[START OF Records for this task]

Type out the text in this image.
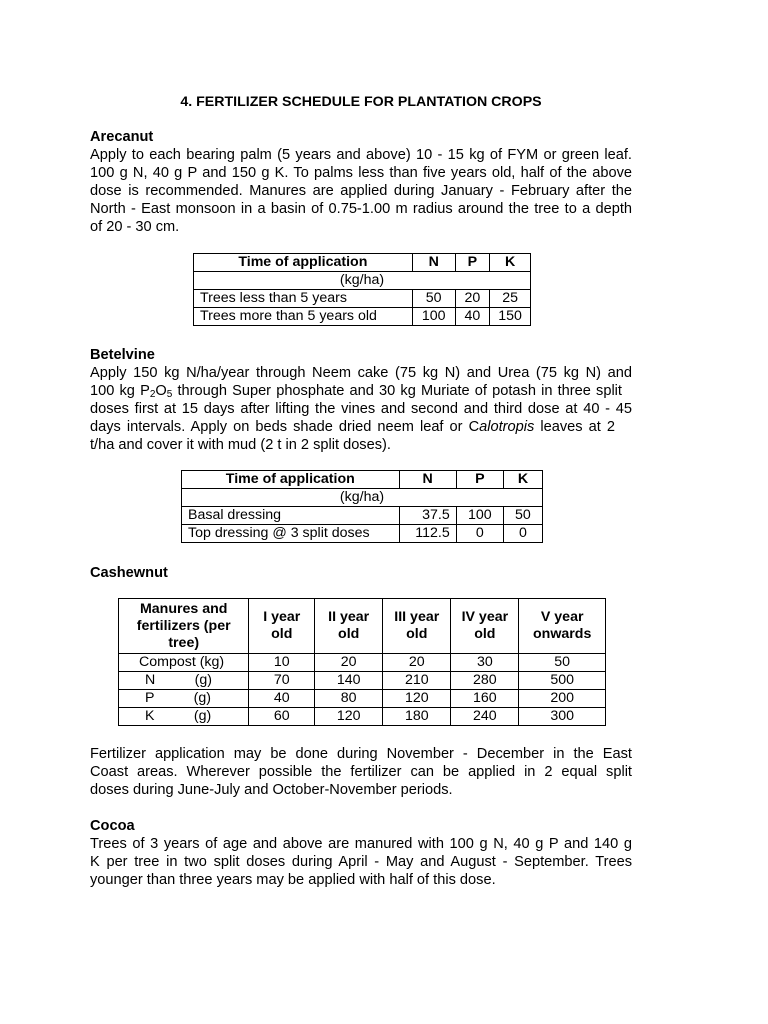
4. FERTILIZER SCHEDULE FOR PLANTATION CROPS
Arecanut
Apply to each bearing palm (5 years and above) 10 - 15 kg of FYM or green leaf.
100 g N, 40 g P and 150 g K. To palms less than five years old, half of the above
dose is recommended. Manures are applied during January - February after the
North - East monsoon in a basin of 0.75-1.00 m radius around the tree to a depth
of 20 - 30 cm.
Time of application	N	P	K
(kg/ha)			
Trees less than 5 years	50	20	25
Trees more than 5 years old	100	40	150
Betelvine
Apply 150 kg N/ha/year through Neem cake (75 kg N) and Urea (75 kg N) and
100 kg $P_2O_5$ through Super phosphate and 30 kg Muriate of potash in three split
doses first at 15 days after lifting the vines and second and third dose at 40 - 45
days intervals. Apply on beds shade dried neem leaf or Calotropis leaves at 2
t/ha and cover it with mud (2 t in 2 split doses).
Time of application	N	P	K
(kg/ha)			
Basal dressing	37.5	100	50
Top dressing @ 3 split doses	112.5	0	0
Cashewnut
Manures and fertilizers (per tree)	I year old	II year old	III year old	IV year old	V year onwards
Compost (kg)	10	20	20	30	50
N          (g)	70	140	210	280	500
P          (g)	40	80	120	160	200
K          (g)	60	120	180	240	300
Fertilizer application may be done during November - December in the East
Coast areas. Wherever possible the fertilizer can be applied in 2 equal split
doses during June-July and October-November periods.
Cocoa
Trees of 3 years of age and above are manured with 100 g N, 40 g P and 140 g
K per tree in two split doses during April - May and August - September. Trees
younger than three years may be applied with half of this dose.
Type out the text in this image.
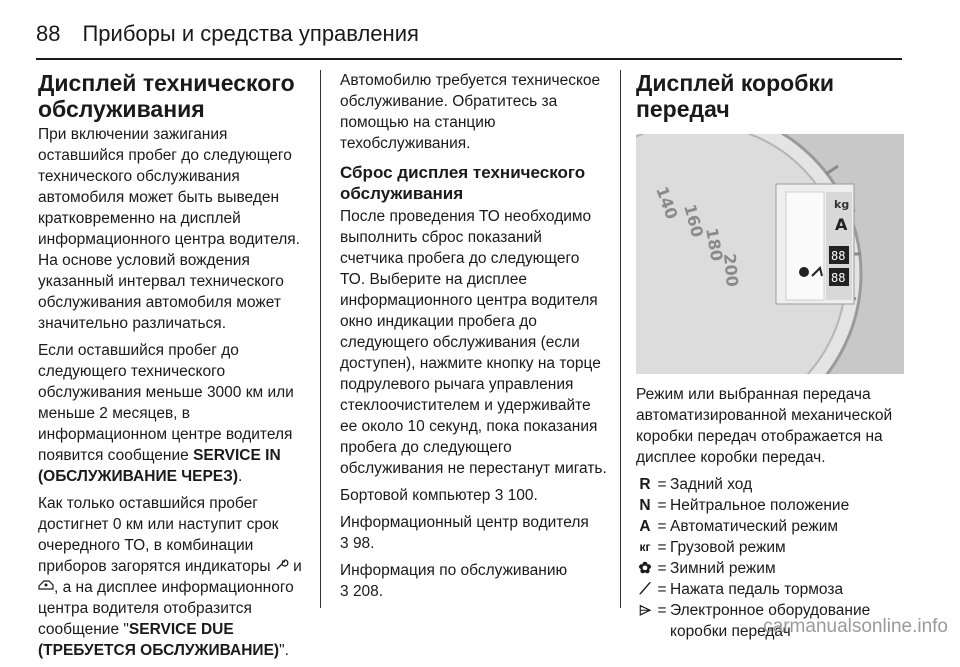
88 Приборы и средства управления
Дисплей технического обслуживания

При включении зажигания оставшийся пробег до следующего технического обслуживания автомобиля может быть выведен кратковременно на дисплей информационного центра водителя. На основе условий вождения указанный интервал технического обслуживания автомобиля может значительно различаться.

Если оставшийся пробег до следующего технического обслуживания меньше 3000 км или меньше 2 месяцев, в информационном центре водителя появится сообщение SERVICE IN (ОБСЛУЖИВАНИЕ ЧЕРЕЗ).

Как только оставшийся пробег достигнет 0 км или наступит срок очередного ТО, в комбинации приборов загорятся индикаторы и , а на дисплее информационного центра водителя отобразится сообщение "SERVICE DUE (ТРЕБУЕТСЯ ОБСЛУЖИВАНИЕ)".

Автомобилю требуется техническое обслуживание. Обратитесь за помощью на станцию техобслуживания.

Сброс дисплея технического обслуживания

После проведения ТО необходимо выполнить сброс показаний счетчика пробега до следующего ТО. Выберите на дисплее информационного центра водителя окно индикации пробега до следующего обслуживания (если доступен), нажмите кнопку на торце подрулевого рычага управления стеклоочистителем и удерживайте ее около 10 секунд, пока показания пробега до следующего обслуживания не перестанут мигать.

Бортовой компьютер 3 100.

Информационный центр водителя
3 98.

Информация по обслуживанию
3 208.

Дисплей коробки передач
140
160
180
200
kg
A
88
88

Режим или выбранная передача автоматизированной механической коробки передач отображается на дисплее коробки передач.

R = Задний ход
N = Нейтральное положение
A = Автоматический режим
кг = Грузовой режим
✿ = Зимний режим
⟋ = Нажата педаль тормоза
⌲ = Электронное оборудование коробки передач
carmanualsonline.info
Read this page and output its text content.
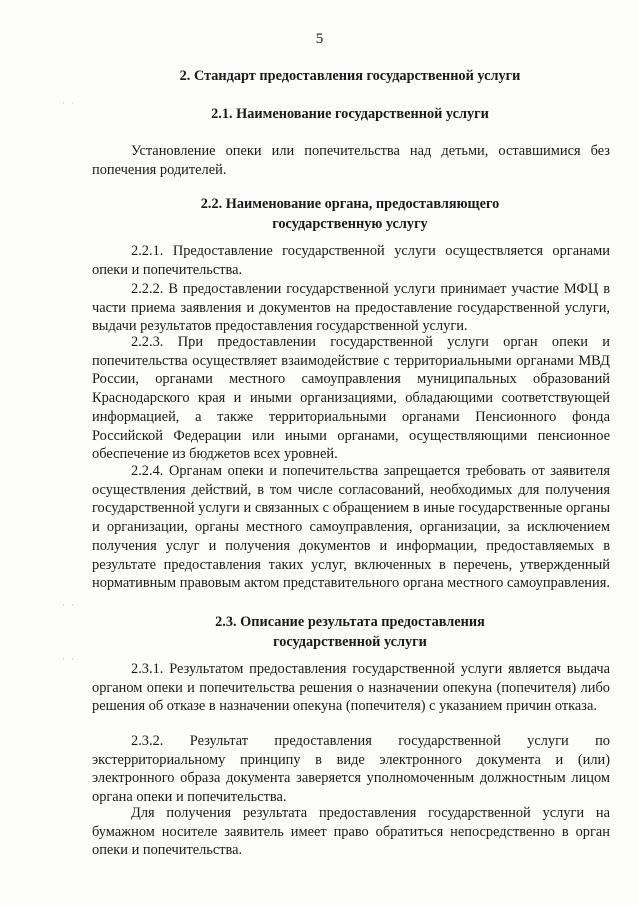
5
2. Стандарт предоставления государственной услуги
2.1. Наименование государственной услуги

Установление опеки или попечительства над детьми, оставшимися без попечения родителей.

2.2. Наименование органа, предоставляющего
государственную услугу

2.2.1. Предоставление государственной услуги осуществляется органами опеки и попечительства.

2.2.2. В предоставлении государственной услуги принимает участие МФЦ в части приема заявления и документов на предоставление государственной услуги, выдачи результатов предоставления государственной услуги.

2.2.3. При предоставлении государственной услуги орган опеки и попечительства осуществляет взаимодействие с территориальными органами МВД России, органами местного самоуправления муниципальных образований Краснодарского края и иными организациями, обладающими соответствующей информацией, а также территориальными органами Пенсионного фонда Российской Федерации или иными органами, осуществляющими пенсионное обеспечение из бюджетов всех уровней.

2.2.4. Органам опеки и попечительства запрещается требовать от заявителя осуществления действий, в том числе согласований, необходимых для получения государственной услуги и связанных с обращением в иные государственные органы и организации, органы местного самоуправления, организации, за исключением получения услуг и получения документов и информации, предоставляемых в результате предоставления таких услуг, включенных в перечень, утвержденный нормативным правовым актом представительного органа местного самоуправления.

2.3. Описание результата предоставления
государственной услуги

2.3.1. Результатом предоставления государственной услуги является выдача органом опеки и попечительства решения о назначении опекуна (попечителя) либо решения об отказе в назначении опекуна (попечителя) с указанием причин отказа.

2.3.2. Результат предоставления государственной услуги по экстерриториальному принципу в виде электронного документа и (или) электронного образа документа заверяется уполномоченным должностным лицом органа опеки и попечительства.

Для получения результата предоставления государственной услуги на бумажном носителе заявитель имеет право обратиться непосредственно в орган опеки и попечительства.

· ·
· ·
· ·
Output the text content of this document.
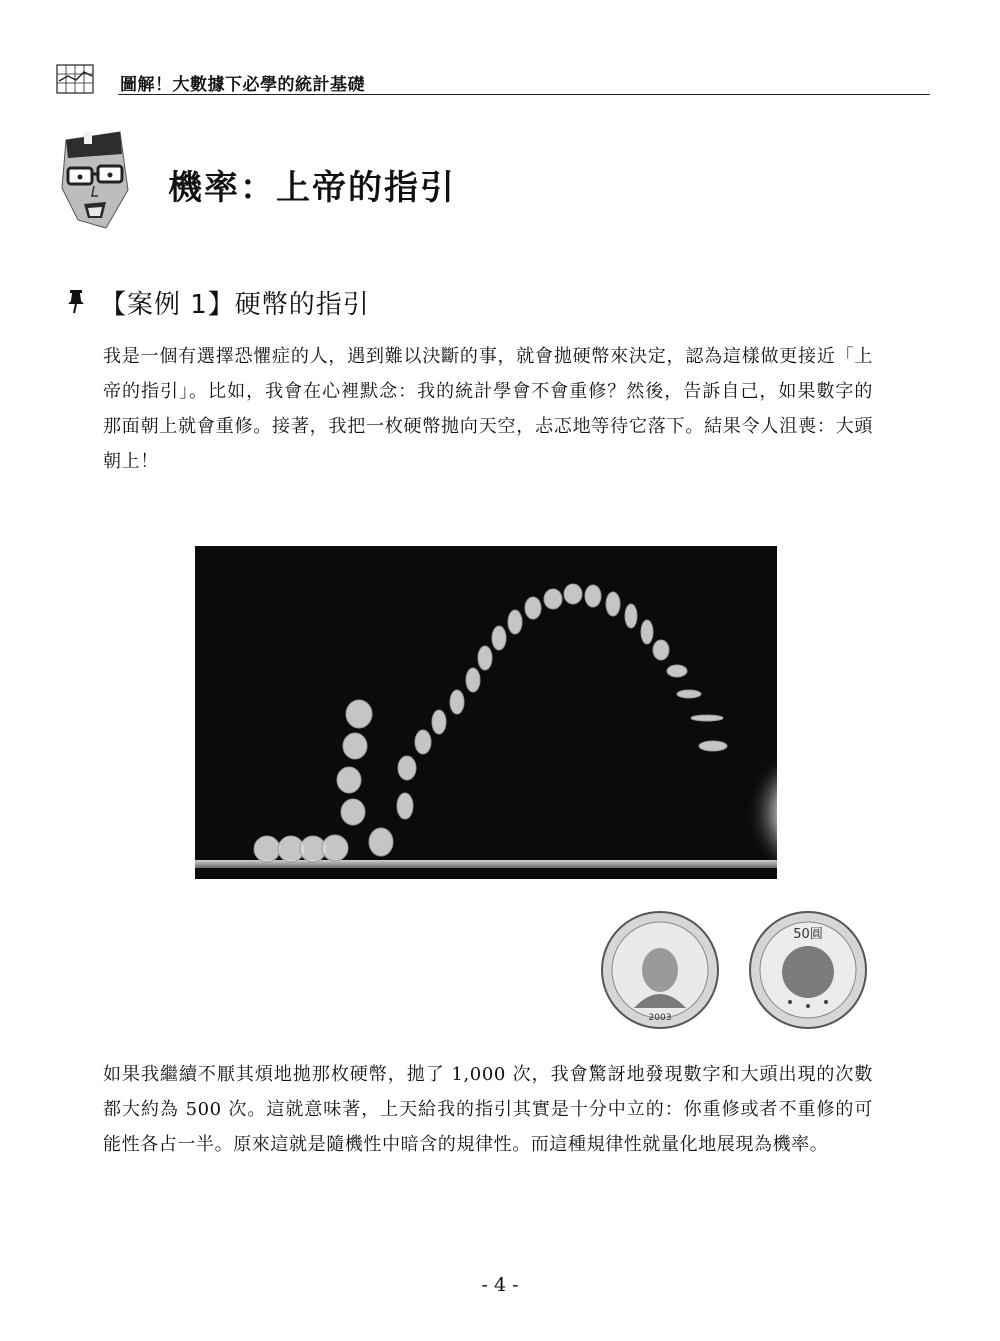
圖解！大數據下必學的統計基礎
機率：上帝的指引
【案例 1】硬幣的指引
我是一個有選擇恐懼症的人，遇到難以決斷的事，就會拋硬幣來決定，認為這樣做更接近「上帝的指引」。比如，我會在心裡默念：我的統計學會不會重修？然後，告訴自己，如果數字的那面朝上就會重修。接著，我把一枚硬幣拋向天空，忐忑地等待它落下。結果令人沮喪：大頭朝上！
2003
50圓
如果我繼續不厭其煩地拋那枚硬幣，拋了 1,000 次，我會驚訝地發現數字和大頭出現的次數都大約為 500 次。這就意味著，上天給我的指引其實是十分中立的：你重修或者不重修的可能性各占一半。原來這就是隨機性中暗含的規律性。而這種規律性就量化地展現為機率。
- 4 -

[END OF Records for this task]

What is asked ▸ Every entry above is to be set down exactly; the pictures are to be left out.

Final answer ▸
Type out the text in this image.
4. FERTILIZER SCHEDULE FOR PLANTATION CROPS
Arecanut
Apply to each bearing palm (5 years and above) 10 - 15 kg of FYM or green leaf.
100 g N, 40 g P and 150 g K. To palms less than five years old, half of the above
dose is recommended. Manures are applied during January - February after the
North - East monsoon in a basin of 0.75-1.00 m radius around the tree to a depth
of 20 - 30 cm.
Time of application	N	P	K
(kg/ha)			
Trees less than 5 years	50	20	25
Trees more than 5 years old	100	40	150
Betelvine
Apply 150 kg N/ha/year through Neem cake (75 kg N) and Urea (75 kg N) and
100 kg $P_2O_5$ through Super phosphate and 30 kg Muriate of potash in three split
doses first at 15 days after lifting the vines and second and third dose at 40 - 45
days intervals. Apply on beds shade dried neem leaf or Calotropis leaves at 2
t/ha and cover it with mud (2 t in 2 split doses).
Time of application	N	P	K
(kg/ha)			
Basal dressing	37.5	100	50
Top dressing @ 3 split doses	112.5	0	0
Cashewnut
Manures and fertilizers (per tree)	I year old	II year old	III year old	IV year old	V year onwards
Compost (kg)	10	20	20	30	50
N          (g)	70	140	210	280	500
P          (g)	40	80	120	160	200
K          (g)	60	120	180	240	300
Fertilizer application may be done during November - December in the East
Coast areas. Wherever possible the fertilizer can be applied in 2 equal split
doses during June-July and October-November periods.
Cocoa
Trees of 3 years of age and above are manured with 100 g N, 40 g P and 140 g
K per tree in two split doses during April - May and August - September. Trees
younger than three years may be applied with half of this dose.
Type out the text in this image.
88 Приборы и средства управления
Дисплей технического обслуживания

При включении зажигания оставшийся пробег до следующего технического обслуживания автомобиля может быть выведен кратковременно на дисплей информационного центра водителя. На основе условий вождения указанный интервал технического обслуживания автомобиля может значительно различаться.

Если оставшийся пробег до следующего технического обслуживания меньше 3000 км или меньше 2 месяцев, в информационном центре водителя появится сообщение SERVICE IN (ОБСЛУЖИВАНИЕ ЧЕРЕЗ).

Как только оставшийся пробег достигнет 0 км или наступит срок очередного ТО, в комбинации приборов загорятся индикаторы и , а на дисплее информационного центра водителя отобразится сообщение "SERVICE DUE (ТРЕБУЕТСЯ ОБСЛУЖИВАНИЕ)".

Автомобилю требуется техническое обслуживание. Обратитесь за помощью на станцию техобслуживания.

Сброс дисплея технического обслуживания

После проведения ТО необходимо выполнить сброс показаний счетчика пробега до следующего ТО. Выберите на дисплее информационного центра водителя окно индикации пробега до следующего обслуживания (если доступен), нажмите кнопку на торце подрулевого рычага управления стеклоочистителем и удерживайте ее около 10 секунд, пока показания пробега до следующего обслуживания не перестанут мигать.

Бортовой компьютер 3 100.

Информационный центр водителя
3 98.

Информация по обслуживанию
3 208.

Дисплей коробки передач
140
160
180
200
kg
A
88
88

Режим или выбранная передача автоматизированной механической коробки передач отображается на дисплее коробки передач.

R = Задний ход
N = Нейтральное положение
A = Автоматический режим
кг = Грузовой режим
✿ = Зимний режим
⟋ = Нажата педаль тормоза
⌲ = Электронное оборудование коробки передач
carmanualsonline.info
Read this page and output its text content.
5
2. Стандарт предоставления государственной услуги
2.1. Наименование государственной услуги

Установление опеки или попечительства над детьми, оставшимися без попечения родителей.

2.2. Наименование органа, предоставляющего
государственную услугу

2.2.1. Предоставление государственной услуги осуществляется органами опеки и попечительства.

2.2.2. В предоставлении государственной услуги принимает участие МФЦ в части приема заявления и документов на предоставление государственной услуги, выдачи результатов предоставления государственной услуги.

2.2.3. При предоставлении государственной услуги орган опеки и попечительства осуществляет взаимодействие с территориальными органами МВД России, органами местного самоуправления муниципальных образований Краснодарского края и иными организациями, обладающими соответствующей информацией, а также территориальными органами Пенсионного фонда Российской Федерации или иными органами, осуществляющими пенсионное обеспечение из бюджетов всех уровней.

2.2.4. Органам опеки и попечительства запрещается требовать от заявителя осуществления действий, в том числе согласований, необходимых для получения государственной услуги и связанных с обращением в иные государственные органы и организации, органы местного самоуправления, организации, за исключением получения услуг и получения документов и информации, предоставляемых в результате предоставления таких услуг, включенных в перечень, утвержденный нормативным правовым актом представительного органа местного самоуправления.

2.3. Описание результата предоставления
государственной услуги

2.3.1. Результатом предоставления государственной услуги является выдача органом опеки и попечительства решения о назначении опекуна (попечителя) либо решения об отказе в назначении опекуна (попечителя) с указанием причин отказа.

2.3.2. Результат предоставления государственной услуги по экстерриториальному принципу в виде электронного документа и (или) электронного образа документа заверяется уполномоченным должностным лицом органа опеки и попечительства.

Для получения результата предоставления государственной услуги на бумажном носителе заявитель имеет право обратиться непосредственно в орган опеки и попечительства.

· ·
· ·
· ·
Output the text content of this document.
圖解！大數據下必學的統計基礎
機率：上帝的指引
【案例 1】硬幣的指引
我是一個有選擇恐懼症的人，遇到難以決斷的事，就會拋硬幣來決定，認為這樣做更接近「上帝的指引」。比如，我會在心裡默念：我的統計學會不會重修？然後，告訴自己，如果數字的那面朝上就會重修。接著，我把一枚硬幣拋向天空，忐忑地等待它落下。結果令人沮喪：大頭朝上！
2003
50圓
如果我繼續不厭其煩地拋那枚硬幣，拋了 1,000 次，我會驚訝地發現數字和大頭出現的次數都大約為 500 次。這就意味著，上天給我的指引其實是十分中立的：你重修或者不重修的可能性各占一半。原來這就是隨機性中暗含的規律性。而這種規律性就量化地展現為機率。
- 4 -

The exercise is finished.